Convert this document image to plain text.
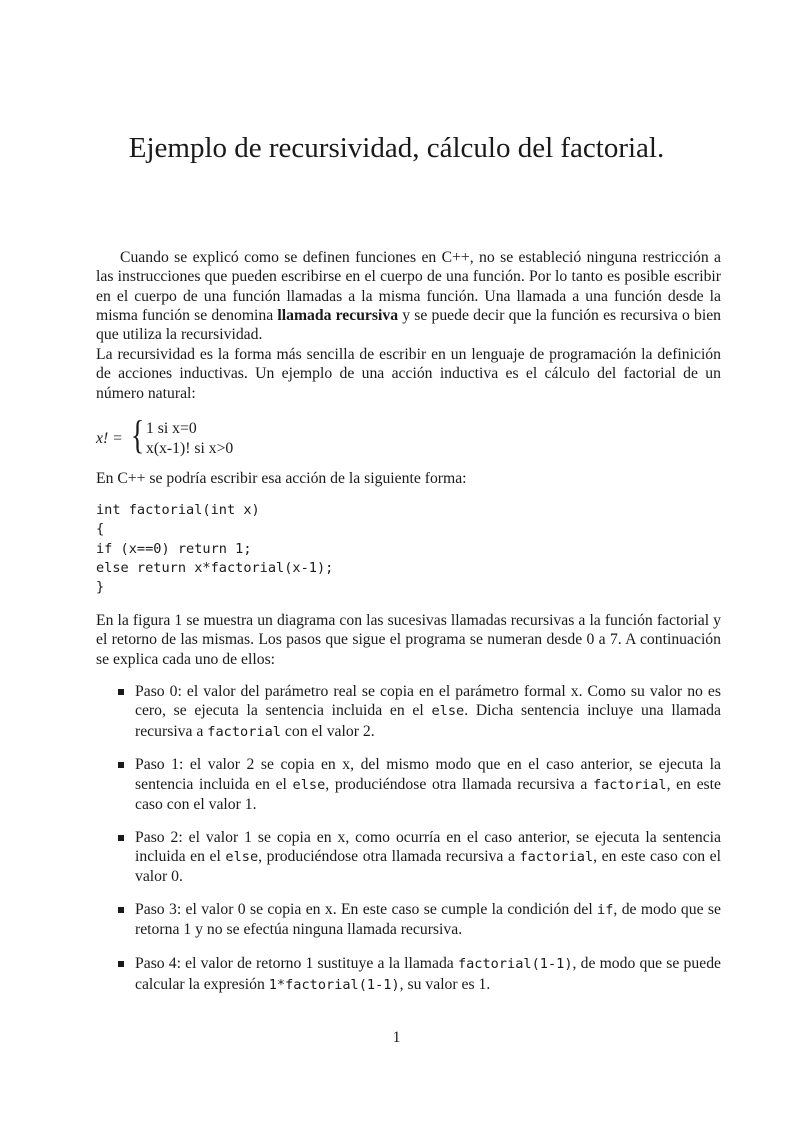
Ejemplo de recursividad, cálculo del factorial.

Cuando se explicó como se definen funciones en C++, no se estableció ninguna restricción a las instrucciones que pueden escribirse en el cuerpo de una función. Por lo tanto es posible escribir en el cuerpo de una función llamadas a la misma función. Una llamada a una función desde la misma función se denomina llamada recursiva y se puede decir que la función es recursiva o bien que utiliza la recursividad.

La recursividad es la forma más sencilla de escribir en un lenguaje de programación la definición de acciones inductivas. Un ejemplo de una acción inductiva es el cálculo del factorial de un número natural:

x! = { 1 si x=0
x(x-1)! si x>0

En C++ se podría escribir esa acción de la siguiente forma:

int factorial(int x)
{
if (x==0) return 1;
else return x*factorial(x-1);
}

En la figura 1 se muestra un diagrama con las sucesivas llamadas recursivas a la función factorial y el retorno de las mismas. Los pasos que sigue el programa se numeran desde 0 a 7. A continuación se explica cada uno de ellos:

Paso 0: el valor del parámetro real se copia en el parámetro formal x. Como su valor no es cero, se ejecuta la sentencia incluida en el else. Dicha sentencia incluye una llamada recursiva a factorial con el valor 2.
Paso 1: el valor 2 se copia en x, del mismo modo que en el caso anterior, se ejecuta la sentencia incluida en el else, produciéndose otra llamada recursiva a factorial, en este caso con el valor 1.
Paso 2: el valor 1 se copia en x, como ocurría en el caso anterior, se ejecuta la sentencia incluida en el else, produciéndose otra llamada recursiva a factorial, en este caso con el valor 0.
Paso 3: el valor 0 se copia en x. En este caso se cumple la condición del if, de modo que se retorna 1 y no se efectúa ninguna llamada recursiva.
Paso 4: el valor de retorno 1 sustituye a la llamada factorial(1-1), de modo que se puede calcular la expresión 1*factorial(1-1), su valor es 1.
1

☆ ☆ ☆

YOUR GOAL
Report the number of lines in the listing where the string "retorno" appears, and nothing besides.

OUTPUT FOR THIS EXERCISE
2